START Input records
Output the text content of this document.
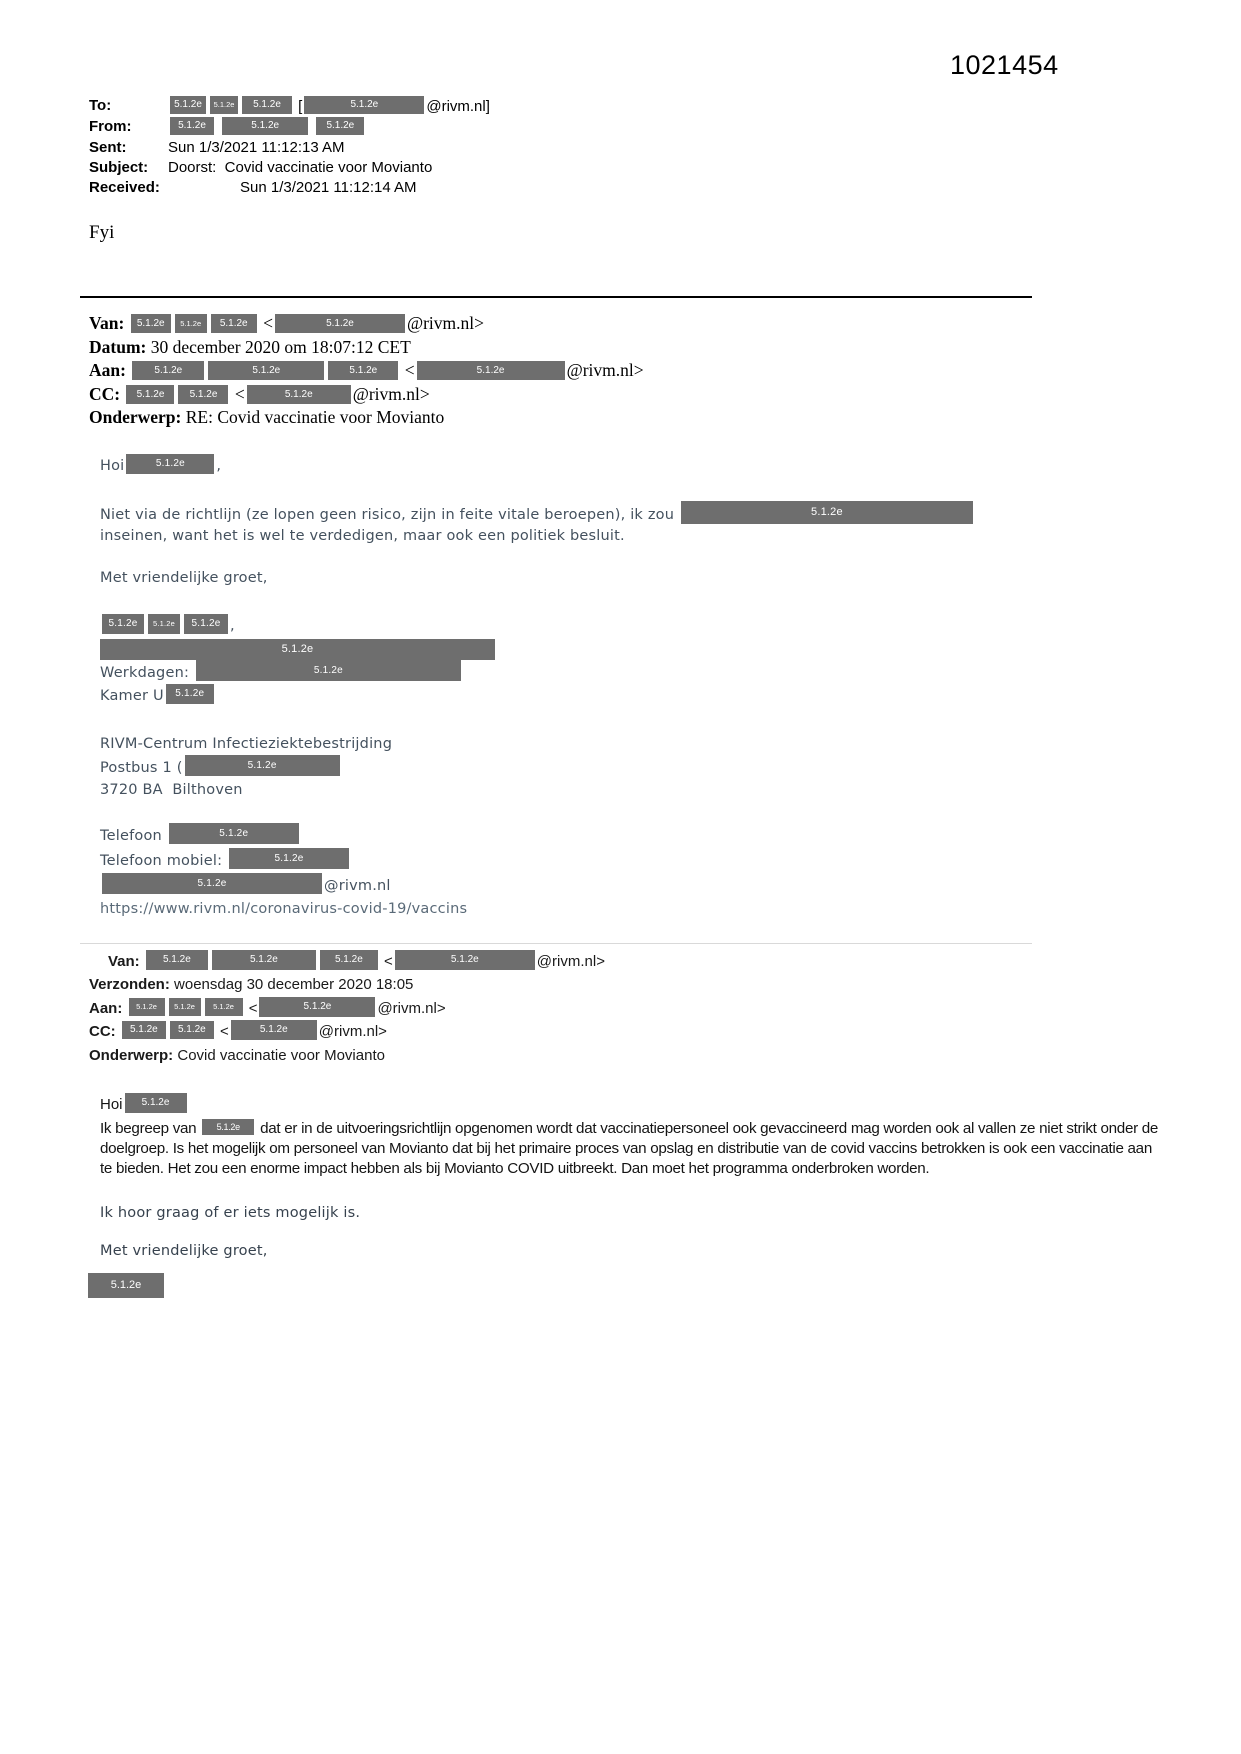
1021454
To:	5.1.2e 5.1.2e 5.1.2e [	5.1.2e	@rivm.nl]
From:	5.1.2e	5.1.2e	5.1.2e
Sent:	Sun 1/3/2021 11:12:13 AM
Subject: Doorst:  Covid vaccinatie voor Movianto
Received:	Sun 1/3/2021 11:12:14 AM
Fyi
Van: 5.1.2e 5.1.2e 5.1.2e <	5.1.2e	@rivm.nl>
Datum: 30 december 2020 om 18:07:12 CET
Aan:	5.1.2e	5.1.2e	5.1.2e <	5.1.2e	@rivm.nl>
CC: 5.1.2e	5.1.2e <	5.1.2e @rivm.nl>
Onderwerp: RE: Covid vaccinatie voor Movianto
Hoi	5.1.2e ,
Niet via de richtlijn (ze lopen geen risico, zijn in feite vitale beroepen), ik zou	5.1.2e
inseinen, want het is wel te verdedigen, maar ook een politiek besluit.
Met vriendelijke groet,
5.1.2e 5.1.2e 5.1.2e ,
5.1.2e
Werkdagen:	5.1.2e
Kamer U 5.1.2e
RIVM-Centrum Infectieziektebestrijding
Postbus 1 (	5.1.2e
3720 BA  Bilthoven
Telefoon	5.1.2e
Telefoon mobiel:	5.1.2e
5.1.2e	@rivm.nl
https://www.rivm.nl/coronavirus-covid-19/vaccins
Van: 5.1.2e	5.1.2e	5.1.2e <	5.1.2e	@rivm.nl>
Verzonden: woensdag 30 december 2020 18:05
Aan: 5.1.2e 5.1.2e 5.1.2e <	5.1.2e	@rivm.nl>
CC: 5.1.2e 5.1.2e <	5.1.2e @rivm.nl>
Onderwerp: Covid vaccinatie voor Movianto
Hoi 5.1.2e
Ik begreep van 5.1.2e dat er in de uitvoeringsrichtlijn opgenomen wordt dat vaccinatiepersoneel ook gevaccineerd mag worden ook al vallen ze niet strikt onder de doelgroep. Is het mogelijk om personeel van Movianto dat bij het primaire proces van opslag en distributie van de covid vaccins betrokken is ook een vaccinatie aan te bieden. Het zou een enorme impact hebben als bij Movianto COVID uitbreekt. Dan moet het programma onderbroken worden.
Ik hoor graag of er iets mogelijk is.
Met vriendelijke groet,
5.1.2e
END Input records
* Problem to work on *
Copy every record exactly, but skip the pictures.

* Reply *
Output the text content of this document.
1021454
To:	5.1.2e 5.1.2e 5.1.2e [	5.1.2e	@rivm.nl]
From:	5.1.2e	5.1.2e	5.1.2e
Sent:	Sun 1/3/2021 11:12:13 AM
Subject: Doorst:  Covid vaccinatie voor Movianto
Received:	Sun 1/3/2021 11:12:14 AM
Fyi
Van: 5.1.2e 5.1.2e 5.1.2e <	5.1.2e	@rivm.nl>
Datum: 30 december 2020 om 18:07:12 CET
Aan:	5.1.2e	5.1.2e	5.1.2e <	5.1.2e	@rivm.nl>
CC: 5.1.2e	5.1.2e <	5.1.2e @rivm.nl>
Onderwerp: RE: Covid vaccinatie voor Movianto
Hoi	5.1.2e ,
Niet via de richtlijn (ze lopen geen risico, zijn in feite vitale beroepen), ik zou	5.1.2e
inseinen, want het is wel te verdedigen, maar ook een politiek besluit.
Met vriendelijke groet,
5.1.2e 5.1.2e 5.1.2e ,
5.1.2e
Werkdagen:	5.1.2e
Kamer U 5.1.2e
RIVM-Centrum Infectieziektebestrijding
Postbus 1 (	5.1.2e
3720 BA  Bilthoven
Telefoon	5.1.2e
Telefoon mobiel:	5.1.2e
5.1.2e	@rivm.nl
https://www.rivm.nl/coronavirus-covid-19/vaccins
Van: 5.1.2e	5.1.2e	5.1.2e <	5.1.2e	@rivm.nl>
Verzonden: woensdag 30 december 2020 18:05
Aan: 5.1.2e 5.1.2e 5.1.2e <	5.1.2e	@rivm.nl>
CC: 5.1.2e 5.1.2e <	5.1.2e @rivm.nl>
Onderwerp: Covid vaccinatie voor Movianto
Hoi 5.1.2e
Ik begreep van 5.1.2e dat er in de uitvoeringsrichtlijn opgenomen wordt dat vaccinatiepersoneel ook gevaccineerd mag worden ook al vallen ze niet strikt onder de doelgroep. Is het mogelijk om personeel van Movianto dat bij het primaire proces van opslag en distributie van de covid vaccins betrokken is ook een vaccinatie aan te bieden. Het zou een enorme impact hebben als bij Movianto COVID uitbreekt. Dan moet het programma onderbroken worden.
Ik hoor graag of er iets mogelijk is.
Met vriendelijke groet,
5.1.2e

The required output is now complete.